Se parte de una señora pereza corporal generada en mucho por las veraniegas calores que tanto consiguen aplomarme, demasiadas horas de sueño contraídas y un estado general de aburrimiento y sorongo, con su consiguiente desasosiego; digamos, un estado de orinienta apatía, de desinspiración, de latente provisionalidad. Ahí se anda la pandemia, pero al día de hoy el pueblo está, por fortuna, tranquilo; mas me pesa cuánto tiempo de solitaria reclusión, por unas u otras, arrastro; de hecho, este es el cuarto ejercicio que abro. Los otros tres se hayan en suspenso, a la espera de nuevas luces o ánimos. También, en razón de la evolución que está tomando la historia de nuestros días, me viene pareciendo que va siendo hora de escribir la segunda parte del cuento de miedo, pero sucede que no termino de verlo en el papel.
Llevando en estas cerca de una semana, me he animado a leer El juego del ángel, de Carlos Ruiz Zafón –autor en el que estoy virgen y a quien, para mi bien, ya le he empezado a dedicar algunos, bastantes, aplausos, aunque todavía sea un poco pronto para pronunciarme en relación a cuestiones de mayor envergadura.
Una colateral forma de romper el hielo de la desgana o de meter cuña, a ver si acaso entro en vena y… ¡me arranco!

▸ DATOS DISPONIBLES:
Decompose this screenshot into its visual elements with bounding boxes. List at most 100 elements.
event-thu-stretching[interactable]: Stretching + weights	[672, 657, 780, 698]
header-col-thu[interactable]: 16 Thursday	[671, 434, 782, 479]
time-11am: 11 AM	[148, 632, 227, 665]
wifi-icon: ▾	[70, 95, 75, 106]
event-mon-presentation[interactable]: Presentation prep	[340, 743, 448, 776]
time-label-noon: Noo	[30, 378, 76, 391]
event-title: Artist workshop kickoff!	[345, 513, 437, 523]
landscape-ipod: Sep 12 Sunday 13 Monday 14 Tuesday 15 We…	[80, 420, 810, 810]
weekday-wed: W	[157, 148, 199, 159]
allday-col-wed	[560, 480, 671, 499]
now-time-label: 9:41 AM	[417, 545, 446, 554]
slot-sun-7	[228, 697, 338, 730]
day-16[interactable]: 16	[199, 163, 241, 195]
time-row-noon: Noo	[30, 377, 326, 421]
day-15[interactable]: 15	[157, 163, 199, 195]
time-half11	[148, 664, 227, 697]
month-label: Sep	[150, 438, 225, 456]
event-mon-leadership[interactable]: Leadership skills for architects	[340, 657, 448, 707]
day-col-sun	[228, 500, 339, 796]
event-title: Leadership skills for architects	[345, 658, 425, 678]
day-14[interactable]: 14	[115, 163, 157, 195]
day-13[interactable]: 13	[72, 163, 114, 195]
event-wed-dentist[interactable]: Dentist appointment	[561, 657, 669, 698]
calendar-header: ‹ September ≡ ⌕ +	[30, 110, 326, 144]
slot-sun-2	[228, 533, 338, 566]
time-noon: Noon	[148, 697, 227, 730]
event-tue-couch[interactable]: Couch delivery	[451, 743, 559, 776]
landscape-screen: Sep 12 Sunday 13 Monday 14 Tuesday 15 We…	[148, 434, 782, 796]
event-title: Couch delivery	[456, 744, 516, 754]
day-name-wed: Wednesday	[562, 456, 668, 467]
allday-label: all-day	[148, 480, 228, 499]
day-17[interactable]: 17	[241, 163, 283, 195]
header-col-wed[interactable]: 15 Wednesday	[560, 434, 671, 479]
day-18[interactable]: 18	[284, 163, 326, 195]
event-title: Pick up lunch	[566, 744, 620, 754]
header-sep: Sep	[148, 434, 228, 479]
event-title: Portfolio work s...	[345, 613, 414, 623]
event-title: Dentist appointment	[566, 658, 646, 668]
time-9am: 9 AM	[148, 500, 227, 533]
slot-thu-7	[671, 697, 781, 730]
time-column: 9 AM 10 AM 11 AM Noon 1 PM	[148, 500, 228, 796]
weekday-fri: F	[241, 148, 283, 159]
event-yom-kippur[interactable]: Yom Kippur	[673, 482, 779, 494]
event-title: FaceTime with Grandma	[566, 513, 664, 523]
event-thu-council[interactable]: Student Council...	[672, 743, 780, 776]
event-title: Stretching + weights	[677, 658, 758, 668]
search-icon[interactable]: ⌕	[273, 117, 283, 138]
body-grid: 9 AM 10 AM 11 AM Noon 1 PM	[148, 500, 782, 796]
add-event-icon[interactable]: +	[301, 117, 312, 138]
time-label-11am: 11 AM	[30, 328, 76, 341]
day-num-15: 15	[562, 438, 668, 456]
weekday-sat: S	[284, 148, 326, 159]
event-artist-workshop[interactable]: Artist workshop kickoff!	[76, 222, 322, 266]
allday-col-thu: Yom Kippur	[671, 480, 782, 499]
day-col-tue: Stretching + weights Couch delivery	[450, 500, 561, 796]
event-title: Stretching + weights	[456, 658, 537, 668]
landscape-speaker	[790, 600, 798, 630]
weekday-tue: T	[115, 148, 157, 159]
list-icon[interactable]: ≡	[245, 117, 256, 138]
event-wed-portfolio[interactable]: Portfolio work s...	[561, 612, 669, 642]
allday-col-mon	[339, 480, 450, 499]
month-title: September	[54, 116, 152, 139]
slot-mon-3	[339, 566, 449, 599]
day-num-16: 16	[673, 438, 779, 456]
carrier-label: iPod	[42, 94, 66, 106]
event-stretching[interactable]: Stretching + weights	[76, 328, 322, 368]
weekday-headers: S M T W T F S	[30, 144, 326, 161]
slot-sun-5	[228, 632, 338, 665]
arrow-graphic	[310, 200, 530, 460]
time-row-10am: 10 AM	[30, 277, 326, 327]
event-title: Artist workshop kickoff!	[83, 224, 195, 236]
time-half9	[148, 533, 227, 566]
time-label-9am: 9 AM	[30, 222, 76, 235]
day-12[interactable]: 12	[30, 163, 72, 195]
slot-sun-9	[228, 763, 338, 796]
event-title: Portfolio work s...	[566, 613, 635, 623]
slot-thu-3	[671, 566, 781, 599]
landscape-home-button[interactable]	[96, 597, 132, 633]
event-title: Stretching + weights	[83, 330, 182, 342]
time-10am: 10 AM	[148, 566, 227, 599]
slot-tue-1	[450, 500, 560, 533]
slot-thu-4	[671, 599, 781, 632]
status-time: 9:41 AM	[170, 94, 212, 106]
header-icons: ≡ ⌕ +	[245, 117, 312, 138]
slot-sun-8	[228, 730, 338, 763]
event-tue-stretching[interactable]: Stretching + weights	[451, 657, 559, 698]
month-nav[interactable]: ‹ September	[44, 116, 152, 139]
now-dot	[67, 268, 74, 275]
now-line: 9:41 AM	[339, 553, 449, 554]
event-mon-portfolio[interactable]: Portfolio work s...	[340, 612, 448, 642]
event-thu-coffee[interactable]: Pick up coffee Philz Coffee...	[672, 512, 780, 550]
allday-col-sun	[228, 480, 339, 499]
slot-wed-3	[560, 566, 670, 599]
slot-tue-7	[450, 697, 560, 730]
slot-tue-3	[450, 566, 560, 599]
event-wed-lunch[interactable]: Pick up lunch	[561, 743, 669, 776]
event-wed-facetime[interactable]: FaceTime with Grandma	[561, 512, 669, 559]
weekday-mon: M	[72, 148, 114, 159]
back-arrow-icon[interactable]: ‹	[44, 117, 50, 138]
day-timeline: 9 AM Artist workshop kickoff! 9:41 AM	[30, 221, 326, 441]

▸ INSTRUCCIONES DE TAREA:
Según el texto proporcionado, ¿qué libro se ha animado a leer quien lo escribe? Las filas proceden de una fuente distinta a la del texto proporcionado.

▸ SOLUCIÓN PROPUESTA:
El juego del ángel, de Carlos Ruiz Zafón.